**TASK:**
Within the records below, find each line that holds the string "title", then copy it.

**RECORDS SHOWN:**
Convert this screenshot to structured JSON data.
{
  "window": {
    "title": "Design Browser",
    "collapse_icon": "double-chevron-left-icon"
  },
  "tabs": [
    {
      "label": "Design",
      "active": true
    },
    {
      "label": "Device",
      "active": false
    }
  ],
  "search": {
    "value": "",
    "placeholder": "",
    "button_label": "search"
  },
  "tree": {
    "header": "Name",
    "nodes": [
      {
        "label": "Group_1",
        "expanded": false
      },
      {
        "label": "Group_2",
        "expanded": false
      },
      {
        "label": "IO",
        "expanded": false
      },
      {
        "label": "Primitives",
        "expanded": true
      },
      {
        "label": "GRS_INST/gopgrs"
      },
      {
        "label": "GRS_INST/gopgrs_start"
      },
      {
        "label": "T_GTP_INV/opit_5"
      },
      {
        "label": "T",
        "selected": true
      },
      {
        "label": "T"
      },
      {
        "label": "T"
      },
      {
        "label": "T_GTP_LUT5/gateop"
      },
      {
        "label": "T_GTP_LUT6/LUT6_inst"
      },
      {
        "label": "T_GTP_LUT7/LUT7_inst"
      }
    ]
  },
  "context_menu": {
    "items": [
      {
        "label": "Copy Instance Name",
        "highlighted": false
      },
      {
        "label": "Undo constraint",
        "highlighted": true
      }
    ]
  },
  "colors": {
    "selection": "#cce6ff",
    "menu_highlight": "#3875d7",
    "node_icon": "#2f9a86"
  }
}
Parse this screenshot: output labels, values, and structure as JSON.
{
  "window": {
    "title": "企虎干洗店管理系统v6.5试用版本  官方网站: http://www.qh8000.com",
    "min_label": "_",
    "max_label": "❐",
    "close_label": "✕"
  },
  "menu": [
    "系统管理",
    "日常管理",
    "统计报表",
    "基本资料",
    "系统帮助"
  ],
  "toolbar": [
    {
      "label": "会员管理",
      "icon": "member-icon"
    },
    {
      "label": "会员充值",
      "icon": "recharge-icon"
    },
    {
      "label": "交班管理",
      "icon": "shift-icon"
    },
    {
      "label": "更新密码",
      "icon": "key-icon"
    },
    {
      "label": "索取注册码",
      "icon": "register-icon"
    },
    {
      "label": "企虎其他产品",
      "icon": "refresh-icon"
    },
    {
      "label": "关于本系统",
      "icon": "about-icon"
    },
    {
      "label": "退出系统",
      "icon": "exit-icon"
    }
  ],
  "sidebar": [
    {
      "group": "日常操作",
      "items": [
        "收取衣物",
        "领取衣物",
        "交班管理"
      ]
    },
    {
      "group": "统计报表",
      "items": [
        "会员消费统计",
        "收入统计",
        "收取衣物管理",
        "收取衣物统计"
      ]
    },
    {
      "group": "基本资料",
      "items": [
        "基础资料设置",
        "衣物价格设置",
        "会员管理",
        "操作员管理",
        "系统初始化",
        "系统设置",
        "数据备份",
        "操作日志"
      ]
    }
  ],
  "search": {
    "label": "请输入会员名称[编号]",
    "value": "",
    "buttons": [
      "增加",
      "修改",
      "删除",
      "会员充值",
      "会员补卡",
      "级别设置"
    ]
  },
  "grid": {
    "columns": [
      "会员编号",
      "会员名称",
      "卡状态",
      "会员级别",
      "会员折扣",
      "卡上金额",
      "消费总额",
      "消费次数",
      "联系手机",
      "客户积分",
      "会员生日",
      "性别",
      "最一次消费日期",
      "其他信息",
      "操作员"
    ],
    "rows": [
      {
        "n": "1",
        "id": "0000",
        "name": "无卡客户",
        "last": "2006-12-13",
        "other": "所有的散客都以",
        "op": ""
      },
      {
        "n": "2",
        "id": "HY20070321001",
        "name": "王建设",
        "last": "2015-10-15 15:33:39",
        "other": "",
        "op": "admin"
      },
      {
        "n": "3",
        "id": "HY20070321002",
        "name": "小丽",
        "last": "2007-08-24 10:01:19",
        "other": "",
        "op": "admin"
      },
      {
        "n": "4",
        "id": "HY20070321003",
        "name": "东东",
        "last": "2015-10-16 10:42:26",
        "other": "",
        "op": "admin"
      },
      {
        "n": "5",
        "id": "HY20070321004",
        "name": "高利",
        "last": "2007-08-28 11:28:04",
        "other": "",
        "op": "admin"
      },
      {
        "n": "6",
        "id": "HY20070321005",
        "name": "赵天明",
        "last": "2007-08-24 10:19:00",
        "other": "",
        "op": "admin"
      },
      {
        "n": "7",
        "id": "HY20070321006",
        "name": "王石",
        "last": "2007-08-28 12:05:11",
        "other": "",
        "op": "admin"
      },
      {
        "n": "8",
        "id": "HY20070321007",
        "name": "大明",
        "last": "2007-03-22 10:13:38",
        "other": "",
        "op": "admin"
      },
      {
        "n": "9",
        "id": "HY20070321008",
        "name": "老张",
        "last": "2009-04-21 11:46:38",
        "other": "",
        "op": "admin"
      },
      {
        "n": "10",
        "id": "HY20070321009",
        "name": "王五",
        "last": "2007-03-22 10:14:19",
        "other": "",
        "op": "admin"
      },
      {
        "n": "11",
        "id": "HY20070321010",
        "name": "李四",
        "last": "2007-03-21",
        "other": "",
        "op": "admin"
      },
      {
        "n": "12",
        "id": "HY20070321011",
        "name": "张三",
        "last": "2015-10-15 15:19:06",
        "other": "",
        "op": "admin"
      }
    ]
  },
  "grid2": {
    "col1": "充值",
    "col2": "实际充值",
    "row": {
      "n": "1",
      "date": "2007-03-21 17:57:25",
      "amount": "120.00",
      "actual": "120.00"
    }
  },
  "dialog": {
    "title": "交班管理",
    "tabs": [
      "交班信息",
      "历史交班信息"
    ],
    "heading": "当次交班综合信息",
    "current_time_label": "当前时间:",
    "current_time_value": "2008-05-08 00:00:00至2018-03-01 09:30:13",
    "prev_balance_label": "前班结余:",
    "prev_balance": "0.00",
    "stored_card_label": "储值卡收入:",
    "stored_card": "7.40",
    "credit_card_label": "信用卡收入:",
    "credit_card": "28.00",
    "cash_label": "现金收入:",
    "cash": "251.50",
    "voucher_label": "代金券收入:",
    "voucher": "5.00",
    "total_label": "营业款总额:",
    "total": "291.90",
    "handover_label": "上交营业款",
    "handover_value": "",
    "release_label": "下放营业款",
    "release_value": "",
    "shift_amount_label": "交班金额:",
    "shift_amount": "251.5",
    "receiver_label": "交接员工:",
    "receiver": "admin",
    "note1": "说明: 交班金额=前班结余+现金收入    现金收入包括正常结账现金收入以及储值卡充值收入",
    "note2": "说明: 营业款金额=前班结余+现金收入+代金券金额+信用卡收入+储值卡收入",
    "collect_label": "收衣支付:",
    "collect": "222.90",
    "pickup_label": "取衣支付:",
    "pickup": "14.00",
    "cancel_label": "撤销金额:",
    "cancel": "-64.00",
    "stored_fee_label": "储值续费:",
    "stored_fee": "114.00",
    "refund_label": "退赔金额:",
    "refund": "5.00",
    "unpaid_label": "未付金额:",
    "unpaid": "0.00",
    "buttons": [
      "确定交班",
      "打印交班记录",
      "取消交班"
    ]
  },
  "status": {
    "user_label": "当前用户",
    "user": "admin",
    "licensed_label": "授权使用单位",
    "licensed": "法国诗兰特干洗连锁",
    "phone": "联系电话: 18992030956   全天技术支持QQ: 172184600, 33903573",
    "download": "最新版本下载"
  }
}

**RIGHT ANSWER:**
    "title": "Design Browser",
    "title": "企虎干洗店管理系统v6.5试用版本  官方网站: http://www.qh8000.com",
    "title": "交班管理",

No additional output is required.